All of the entries must be reproduced exactly, with no images carried over.

**Available data:**
***

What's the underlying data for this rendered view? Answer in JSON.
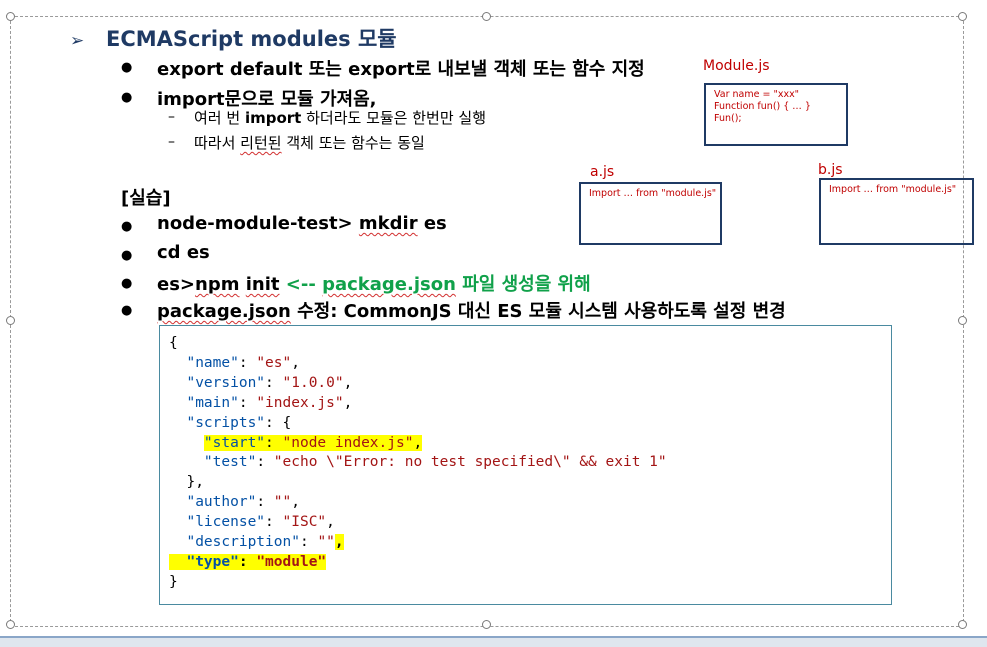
{
  "heading": {
    "arrow": "➢",
    "title": "ECMAScript modules 모듈"
  },
  "bullets": [
    "export default 또는 export로 내보낼 객체 또는 함수 지정",
    "import문으로 모듈 가져옴,"
  ],
  "subitems": [
    {
      "pre": "여러 번 ",
      "bold": "import",
      "post": " 하더라도 모듈은 한번만 실행"
    },
    {
      "pre": "따라서 ",
      "sq": "리턴된",
      "post": " 객체 또는 함수는 동일"
    }
  ],
  "practice": {
    "title": "[실습]",
    "item1": {
      "pre": "node-module-test> ",
      "sq": "mkdir",
      "post": " es"
    },
    "item2": "cd es",
    "item3": {
      "pre": "es>",
      "sq1": "npm",
      "mid": " ",
      "sq2": "init",
      "green_pre": " <-- ",
      "green_sq": "package.json",
      "green_post": " 파일 생성을 위해"
    },
    "item4": {
      "sq": "package.json",
      "post": " 수정: CommonJS 대신 ES 모듈 시스템 사용하도록 설정 변경"
    }
  },
  "diagram": {
    "module_label": "Module.js",
    "module_lines": [
      "Var name = \"xxx\"",
      "Function fun() { … }",
      "Fun();"
    ],
    "a_label": "a.js",
    "a_text": "Import … from \"module.js\"",
    "b_label": "b.js",
    "b_text": "Import … from \"module.js\""
  },
  "code": {
    "open": "{",
    "name_k": "\"name\"",
    "name_v": "\"es\"",
    "version_k": "\"version\"",
    "version_v": "\"1.0.0\"",
    "main_k": "\"main\"",
    "main_v": "\"index.js\"",
    "scripts_k": "\"scripts\"",
    "start_k": "\"start\"",
    "start_v": "\"node index.js\"",
    "test_k": "\"test\"",
    "test_v": "\"echo \\\"Error: no test specified\\\" && exit 1\"",
    "scripts_close": "},",
    "author_k": "\"author\"",
    "author_v": "\"\"",
    "license_k": "\"license\"",
    "license_v": "\"ISC\"",
    "description_k": "\"description\"",
    "description_v": "\"\"",
    "type_k": "\"type\"",
    "type_v": "\"module\"",
    "close": "}"
  }
}
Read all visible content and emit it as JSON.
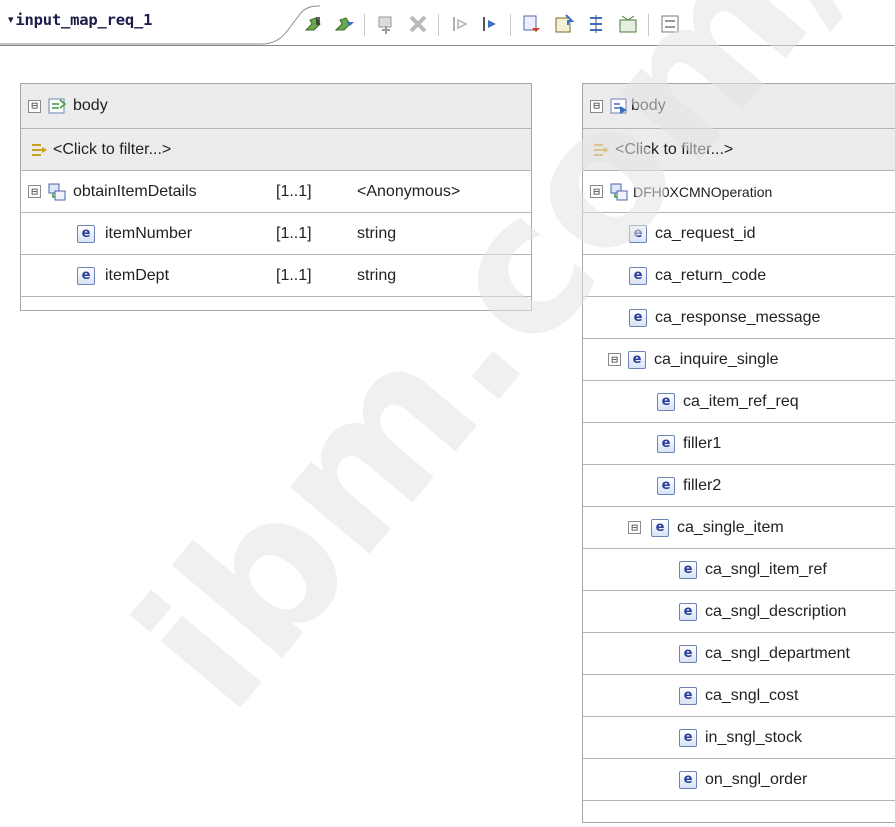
{
  "editor": {
    "tab_title": "input_map_req_1",
    "tab_collapse_glyph": "▾",
    "toolbar_icons": [
      "add-mapping-icon",
      "add-submap-icon",
      "add-input-icon",
      "delete-icon",
      "move-left-icon",
      "move-right-icon",
      "auto-map-icon",
      "export-icon",
      "sort-icon",
      "xslt-icon",
      "outline-icon"
    ]
  },
  "source_panel": {
    "header": {
      "label": "body",
      "twisty": "⊟"
    },
    "filter": {
      "label": "<Click to filter...>"
    },
    "rows": [
      {
        "name": "obtainItemDetails",
        "multiplicity": "[1..1]",
        "type": "<Anonymous>",
        "kind": "complex",
        "expanded": true,
        "level": 0
      },
      {
        "name": "itemNumber",
        "multiplicity": "[1..1]",
        "type": "string",
        "kind": "element",
        "level": 1
      },
      {
        "name": "itemDept",
        "multiplicity": "[1..1]",
        "type": "string",
        "kind": "element",
        "level": 1
      }
    ]
  },
  "target_panel": {
    "header": {
      "label": "body",
      "twisty": "⊟"
    },
    "filter": {
      "label": "<Click to filter...>"
    },
    "rows": [
      {
        "name": "DFH0XCMNOperation",
        "kind": "complex",
        "expanded": true,
        "level": 0
      },
      {
        "name": "ca_request_id",
        "kind": "element",
        "level": 1
      },
      {
        "name": "ca_return_code",
        "kind": "element",
        "level": 1
      },
      {
        "name": "ca_response_message",
        "kind": "element",
        "level": 1
      },
      {
        "name": "ca_inquire_single",
        "kind": "element",
        "expanded": true,
        "level": 1
      },
      {
        "name": "ca_item_ref_req",
        "kind": "element",
        "level": 2
      },
      {
        "name": "filler1",
        "kind": "element",
        "level": 2
      },
      {
        "name": "filler2",
        "kind": "element",
        "level": 2
      },
      {
        "name": "ca_single_item",
        "kind": "element",
        "expanded": true,
        "level": 2
      },
      {
        "name": "ca_sngl_item_ref",
        "kind": "element",
        "level": 3
      },
      {
        "name": "ca_sngl_description",
        "kind": "element",
        "level": 3
      },
      {
        "name": "ca_sngl_department",
        "kind": "element",
        "level": 3
      },
      {
        "name": "ca_sngl_cost",
        "kind": "element",
        "level": 3
      },
      {
        "name": "in_sngl_stock",
        "kind": "element",
        "level": 3
      },
      {
        "name": "on_sngl_order",
        "kind": "element",
        "level": 3
      }
    ]
  },
  "colors": {
    "element_icon": "#2b3f9a",
    "panel_border": "#a7a7a7",
    "header_bg": "#ececec",
    "watermark": "#e6e6e6"
  },
  "watermark_text": "ibm.com/redbooks"
}
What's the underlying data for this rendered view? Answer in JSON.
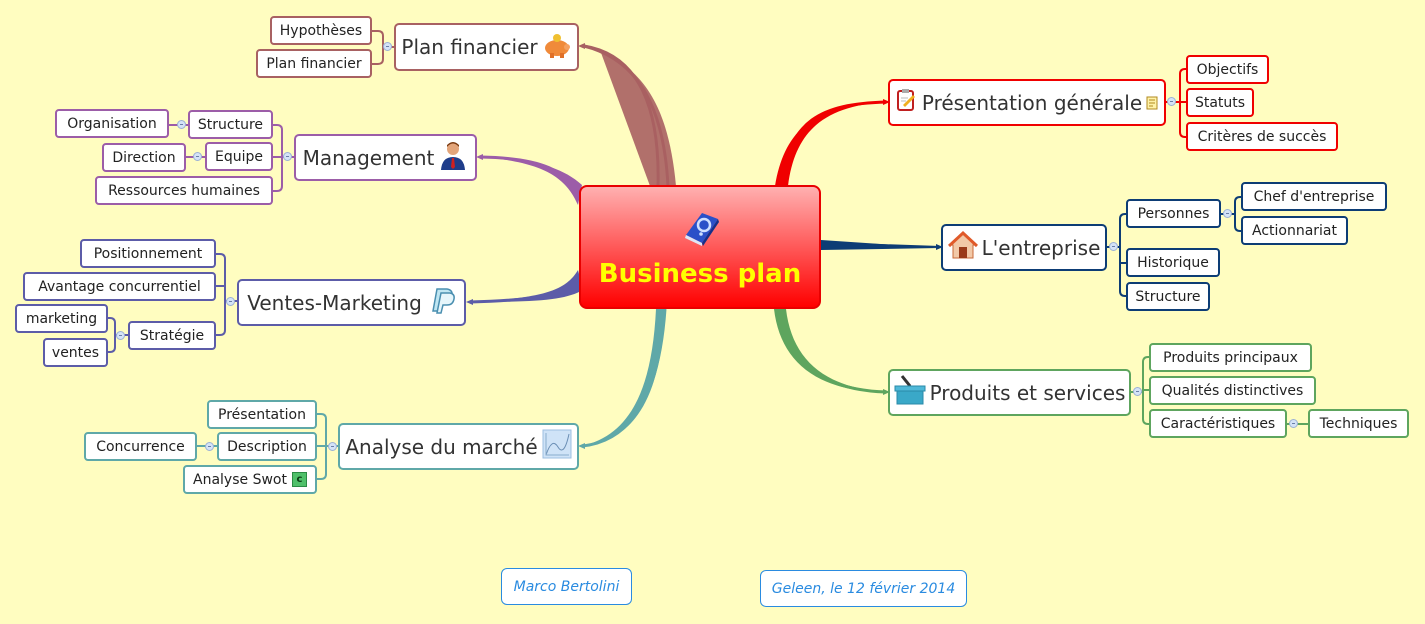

***

**Output of the task:**
What's the underlying data for this rendered view? Answer in JSON.
{
  "heading": {
    "arrow": "➢",
    "title": "ECMAScript modules 모듈"
  },
  "bullets": [
    "export default 또는 export로 내보낼 객체 또는 함수 지정",
    "import문으로 모듈 가져옴,"
  ],
  "subitems": [
    {
      "pre": "여러 번 ",
      "bold": "import",
      "post": " 하더라도 모듈은 한번만 실행"
    },
    {
      "pre": "따라서 ",
      "sq": "리턴된",
      "post": " 객체 또는 함수는 동일"
    }
  ],
  "practice": {
    "title": "[실습]",
    "item1": {
      "pre": "node-module-test> ",
      "sq": "mkdir",
      "post": " es"
    },
    "item2": "cd es",
    "item3": {
      "pre": "es>",
      "sq1": "npm",
      "mid": " ",
      "sq2": "init",
      "green_pre": " <-- ",
      "green_sq": "package.json",
      "green_post": " 파일 생성을 위해"
    },
    "item4": {
      "sq": "package.json",
      "post": " 수정: CommonJS 대신 ES 모듈 시스템 사용하도록 설정 변경"
    }
  },
  "diagram": {
    "module_label": "Module.js",
    "module_lines": [
      "Var name = \"xxx\"",
      "Function fun() { … }",
      "Fun();"
    ],
    "a_label": "a.js",
    "a_text": "Import … from \"module.js\"",
    "b_label": "b.js",
    "b_text": "Import … from \"module.js\""
  },
  "code": {
    "open": "{",
    "name_k": "\"name\"",
    "name_v": "\"es\"",
    "version_k": "\"version\"",
    "version_v": "\"1.0.0\"",
    "main_k": "\"main\"",
    "main_v": "\"index.js\"",
    "scripts_k": "\"scripts\"",
    "start_k": "\"start\"",
    "start_v": "\"node index.js\"",
    "test_k": "\"test\"",
    "test_v": "\"echo \\\"Error: no test specified\\\" && exit 1\"",
    "scripts_close": "},",
    "author_k": "\"author\"",
    "author_v": "\"\"",
    "license_k": "\"license\"",
    "license_v": "\"ISC\"",
    "description_k": "\"description\"",
    "description_v": "\"\"",
    "type_k": "\"type\"",
    "type_v": "\"module\"",
    "close": "}"
  }
}
Read all visible content and emit it as JSON.
{
  "editor": {
    "tab_title": "input_map_req_1",
    "tab_collapse_glyph": "▾",
    "toolbar_icons": [
      "add-mapping-icon",
      "add-submap-icon",
      "add-input-icon",
      "delete-icon",
      "move-left-icon",
      "move-right-icon",
      "auto-map-icon",
      "export-icon",
      "sort-icon",
      "xslt-icon",
      "outline-icon"
    ]
  },
  "source_panel": {
    "header": {
      "label": "body",
      "twisty": "⊟"
    },
    "filter": {
      "label": "<Click to filter...>"
    },
    "rows": [
      {
        "name": "obtainItemDetails",
        "multiplicity": "[1..1]",
        "type": "<Anonymous>",
        "kind": "complex",
        "expanded": true,
        "level": 0
      },
      {
        "name": "itemNumber",
        "multiplicity": "[1..1]",
        "type": "string",
        "kind": "element",
        "level": 1
      },
      {
        "name": "itemDept",
        "multiplicity": "[1..1]",
        "type": "string",
        "kind": "element",
        "level": 1
      }
    ]
  },
  "target_panel": {
    "header": {
      "label": "body",
      "twisty": "⊟"
    },
    "filter": {
      "label": "<Click to filter...>"
    },
    "rows": [
      {
        "name": "DFH0XCMNOperation",
        "kind": "complex",
        "expanded": true,
        "level": 0
      },
      {
        "name": "ca_request_id",
        "kind": "element",
        "level": 1
      },
      {
        "name": "ca_return_code",
        "kind": "element",
        "level": 1
      },
      {
        "name": "ca_response_message",
        "kind": "element",
        "level": 1
      },
      {
        "name": "ca_inquire_single",
        "kind": "element",
        "expanded": true,
        "level": 1
      },
      {
        "name": "ca_item_ref_req",
        "kind": "element",
        "level": 2
      },
      {
        "name": "filler1",
        "kind": "element",
        "level": 2
      },
      {
        "name": "filler2",
        "kind": "element",
        "level": 2
      },
      {
        "name": "ca_single_item",
        "kind": "element",
        "expanded": true,
        "level": 2
      },
      {
        "name": "ca_sngl_item_ref",
        "kind": "element",
        "level": 3
      },
      {
        "name": "ca_sngl_description",
        "kind": "element",
        "level": 3
      },
      {
        "name": "ca_sngl_department",
        "kind": "element",
        "level": 3
      },
      {
        "name": "ca_sngl_cost",
        "kind": "element",
        "level": 3
      },
      {
        "name": "in_sngl_stock",
        "kind": "element",
        "level": 3
      },
      {
        "name": "on_sngl_order",
        "kind": "element",
        "level": 3
      }
    ]
  },
  "colors": {
    "element_icon": "#2b3f9a",
    "panel_border": "#a7a7a7",
    "header_bg": "#ececec",
    "watermark": "#e6e6e6"
  },
  "watermark_text": "ibm.com/redbooks"
}
What's the underlying data for this rendered view? Answer in JSON.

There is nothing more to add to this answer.